• Written request:
For every line in the data below that contains "most", copy the line.

-- Begin Data listing --

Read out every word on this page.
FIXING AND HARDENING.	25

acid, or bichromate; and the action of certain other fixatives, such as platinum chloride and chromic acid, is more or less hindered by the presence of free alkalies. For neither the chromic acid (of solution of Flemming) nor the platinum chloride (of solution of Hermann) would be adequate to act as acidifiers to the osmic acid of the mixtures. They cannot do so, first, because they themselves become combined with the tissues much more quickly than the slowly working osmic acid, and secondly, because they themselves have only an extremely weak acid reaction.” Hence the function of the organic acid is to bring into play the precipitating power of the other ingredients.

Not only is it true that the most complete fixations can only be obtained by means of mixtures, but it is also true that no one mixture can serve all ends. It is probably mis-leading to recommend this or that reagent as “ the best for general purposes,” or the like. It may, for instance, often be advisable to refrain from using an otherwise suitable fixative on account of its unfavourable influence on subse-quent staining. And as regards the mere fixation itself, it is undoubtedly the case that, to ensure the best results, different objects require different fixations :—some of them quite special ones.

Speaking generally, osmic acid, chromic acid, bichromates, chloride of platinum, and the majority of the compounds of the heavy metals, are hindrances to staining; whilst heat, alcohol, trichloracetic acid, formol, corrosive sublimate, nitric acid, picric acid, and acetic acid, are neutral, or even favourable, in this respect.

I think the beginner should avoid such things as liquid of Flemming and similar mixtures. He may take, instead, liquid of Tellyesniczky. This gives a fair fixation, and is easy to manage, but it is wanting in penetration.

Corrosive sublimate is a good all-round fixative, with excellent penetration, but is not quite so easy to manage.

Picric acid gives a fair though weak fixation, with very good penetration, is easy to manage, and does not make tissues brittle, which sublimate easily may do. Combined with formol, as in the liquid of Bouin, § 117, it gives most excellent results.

-- End Data listing --
-- Begin Data listing --

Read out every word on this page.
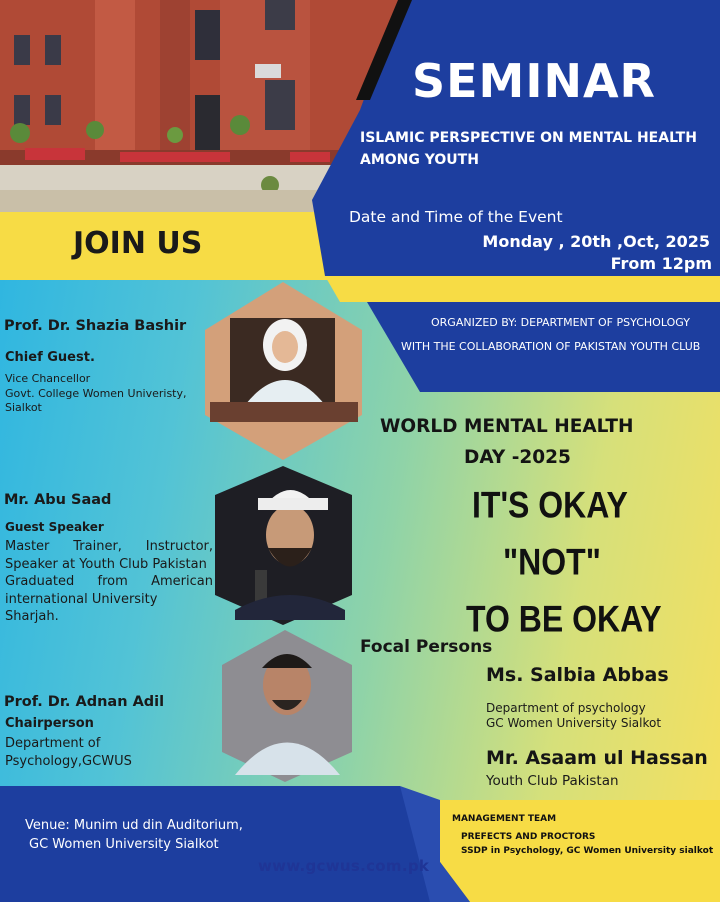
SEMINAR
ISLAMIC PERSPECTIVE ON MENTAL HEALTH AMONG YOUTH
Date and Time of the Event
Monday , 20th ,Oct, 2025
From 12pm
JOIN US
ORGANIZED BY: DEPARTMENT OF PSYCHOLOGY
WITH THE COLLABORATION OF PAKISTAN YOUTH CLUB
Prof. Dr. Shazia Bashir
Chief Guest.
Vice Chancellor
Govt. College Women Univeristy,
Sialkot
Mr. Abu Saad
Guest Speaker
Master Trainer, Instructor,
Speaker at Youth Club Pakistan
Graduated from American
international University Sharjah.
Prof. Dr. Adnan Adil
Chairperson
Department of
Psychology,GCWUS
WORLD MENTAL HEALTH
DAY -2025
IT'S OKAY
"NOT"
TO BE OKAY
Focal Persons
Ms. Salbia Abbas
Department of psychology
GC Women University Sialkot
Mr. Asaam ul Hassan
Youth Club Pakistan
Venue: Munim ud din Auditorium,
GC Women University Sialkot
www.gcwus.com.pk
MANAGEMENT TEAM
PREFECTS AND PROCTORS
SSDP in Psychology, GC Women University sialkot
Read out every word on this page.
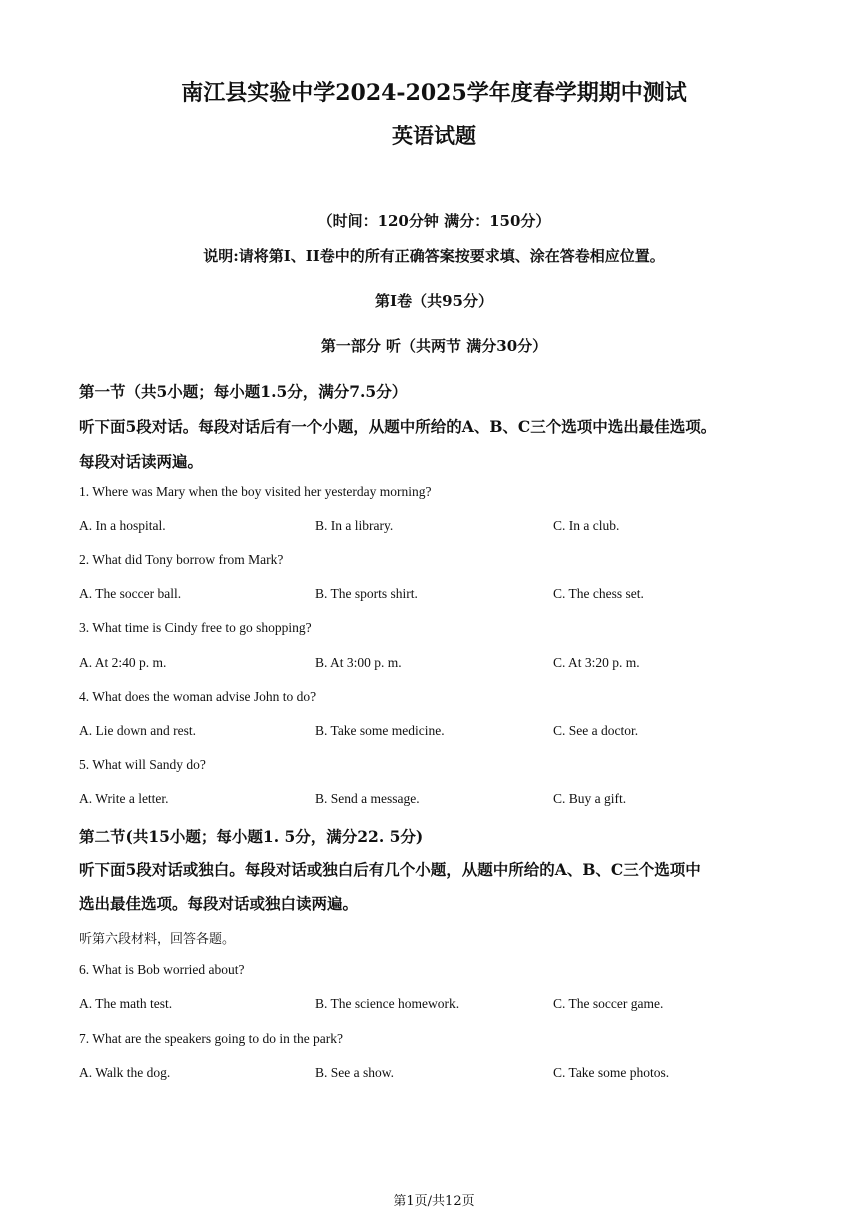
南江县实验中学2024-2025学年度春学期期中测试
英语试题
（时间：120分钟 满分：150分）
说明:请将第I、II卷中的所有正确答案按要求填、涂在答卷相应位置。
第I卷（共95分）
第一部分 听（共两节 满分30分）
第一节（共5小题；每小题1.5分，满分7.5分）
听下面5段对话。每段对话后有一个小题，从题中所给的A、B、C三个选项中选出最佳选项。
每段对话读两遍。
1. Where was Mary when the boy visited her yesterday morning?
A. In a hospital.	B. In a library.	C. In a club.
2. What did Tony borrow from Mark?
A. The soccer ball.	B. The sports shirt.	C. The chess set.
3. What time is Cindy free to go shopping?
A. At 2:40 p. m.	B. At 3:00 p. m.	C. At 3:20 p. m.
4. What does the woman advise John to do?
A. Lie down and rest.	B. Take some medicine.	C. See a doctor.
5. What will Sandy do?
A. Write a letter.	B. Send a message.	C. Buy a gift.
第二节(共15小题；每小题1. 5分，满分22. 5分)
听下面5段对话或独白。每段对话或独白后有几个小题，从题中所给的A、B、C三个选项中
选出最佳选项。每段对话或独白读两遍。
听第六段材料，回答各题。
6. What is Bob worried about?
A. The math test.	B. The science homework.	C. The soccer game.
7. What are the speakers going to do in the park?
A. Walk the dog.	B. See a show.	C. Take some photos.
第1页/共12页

-- End Data listing --

• Completed exercise:
Not only is it true that the most complete fixations can only be obtained by means of mixtures, but it is also true that no one mixture can serve all ends. It is probably mis-leading to recommend this or that reagent as “ the best for general purposes,” or the like. It may, for instance, often be advisable to refrain from using an otherwise suitable fixative on account of its unfavourable influence on subse-quent staining. And as regards the mere fixation itself, it is undoubtedly the case that, to ensure the best results, different objects require different fixations :—some of them quite special ones.
Picric acid gives a fair though weak fixation, with very good penetration, is easy to manage, and does not make tissues brittle, which sublimate easily may do. Combined with formol, as in the liquid of Bouin, § 117, it gives most excellent results.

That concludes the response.